Problem to solve:
Write out the records that appear below, verbatim and complete, but without pictures.

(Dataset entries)
--------------------------------------------------

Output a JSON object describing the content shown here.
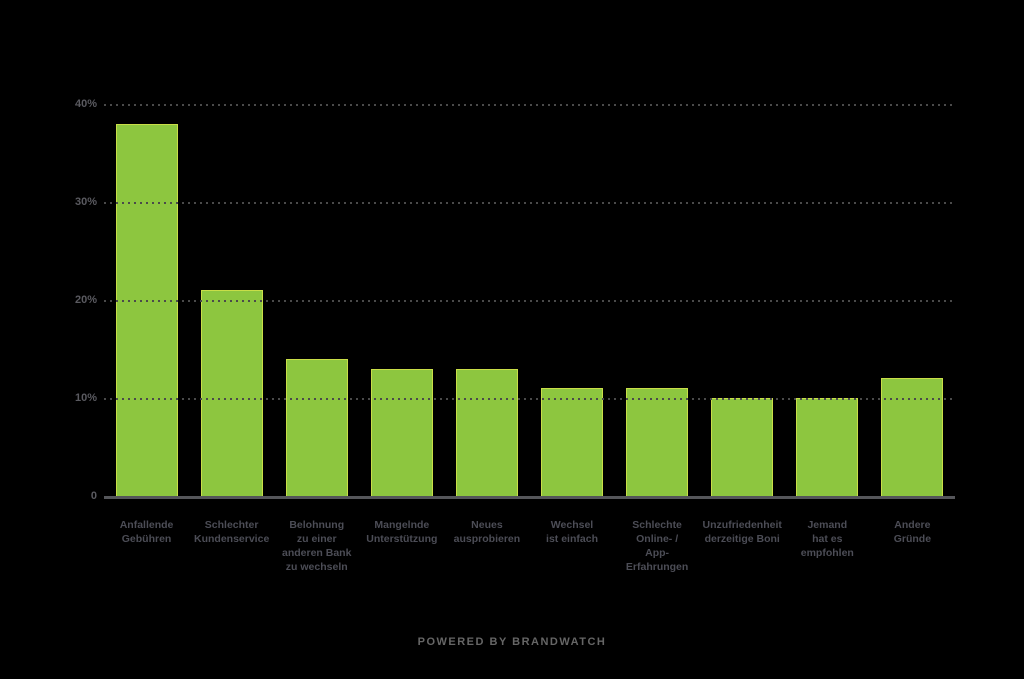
{
  "footer": {
    "credit": "POWERED BY BRANDWATCH"
  },
  "chart_data": {
    "type": "bar",
    "title": "",
    "xlabel": "",
    "ylabel": "",
    "categories": [
      "Anfallende\nGebühren",
      "Schlechter\nKundenservice",
      "Belohnung\nzu einer\nanderen Bank\nzu wechseln",
      "Mangelnde\nUnterstützung",
      "Neues\nausprobieren",
      "Wechsel\nist einfach",
      "Schlechte\nOnline- /\nApp-Erfahrungen",
      "Unzufriedenheit\nderzeitige Boni",
      "Jemand\nhat es\nempfohlen",
      "Andere\nGründe"
    ],
    "values": [
      38,
      21,
      14,
      13,
      13,
      11,
      11,
      10,
      10,
      12
    ],
    "unit": "%",
    "ylim": [
      0,
      40
    ],
    "yticks": [
      {
        "value": 40,
        "label": "40%"
      },
      {
        "value": 30,
        "label": "30%"
      },
      {
        "value": 20,
        "label": "20%"
      },
      {
        "value": 10,
        "label": "10%"
      },
      {
        "value": 0,
        "label": "0"
      }
    ],
    "grid": "horizontal-dotted",
    "legend": "none",
    "colors": {
      "background": "#000000",
      "bar_fill": "#8dc63f",
      "bar_edge": "#c9de48",
      "gridline": "#4a4a4a",
      "axis_line": "#55565a",
      "tick_label": "#5a5a60",
      "category_label": "#4c4d56",
      "footer_text": "#666666"
    }
  }
}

--------------------------------------------------

Worked solution:
Output a JSON object describing the content shown here.
{
  "footer": {
    "credit": "POWERED BY BRANDWATCH"
  },
  "chart_data": {
    "type": "bar",
    "title": "",
    "xlabel": "",
    "ylabel": "",
    "categories": [
      "Anfallende\nGebühren",
      "Schlechter\nKundenservice",
      "Belohnung\nzu einer\nanderen Bank\nzu wechseln",
      "Mangelnde\nUnterstützung",
      "Neues\nausprobieren",
      "Wechsel\nist einfach",
      "Schlechte\nOnline- /\nApp-Erfahrungen",
      "Unzufriedenheit\nderzeitige Boni",
      "Jemand\nhat es\nempfohlen",
      "Andere\nGründe"
    ],
    "values": [
      38,
      21,
      14,
      13,
      13,
      11,
      11,
      10,
      10,
      12
    ],
    "unit": "%",
    "ylim": [
      0,
      40
    ],
    "yticks": [
      {
        "value": 40,
        "label": "40%"
      },
      {
        "value": 30,
        "label": "30%"
      },
      {
        "value": 20,
        "label": "20%"
      },
      {
        "value": 10,
        "label": "10%"
      },
      {
        "value": 0,
        "label": "0"
      }
    ],
    "grid": "horizontal-dotted",
    "legend": "none",
    "colors": {
      "background": "#000000",
      "bar_fill": "#8dc63f",
      "bar_edge": "#c9de48",
      "gridline": "#4a4a4a",
      "axis_line": "#55565a",
      "tick_label": "#5a5a60",
      "category_label": "#4c4d56",
      "footer_text": "#666666"
    }
  }
}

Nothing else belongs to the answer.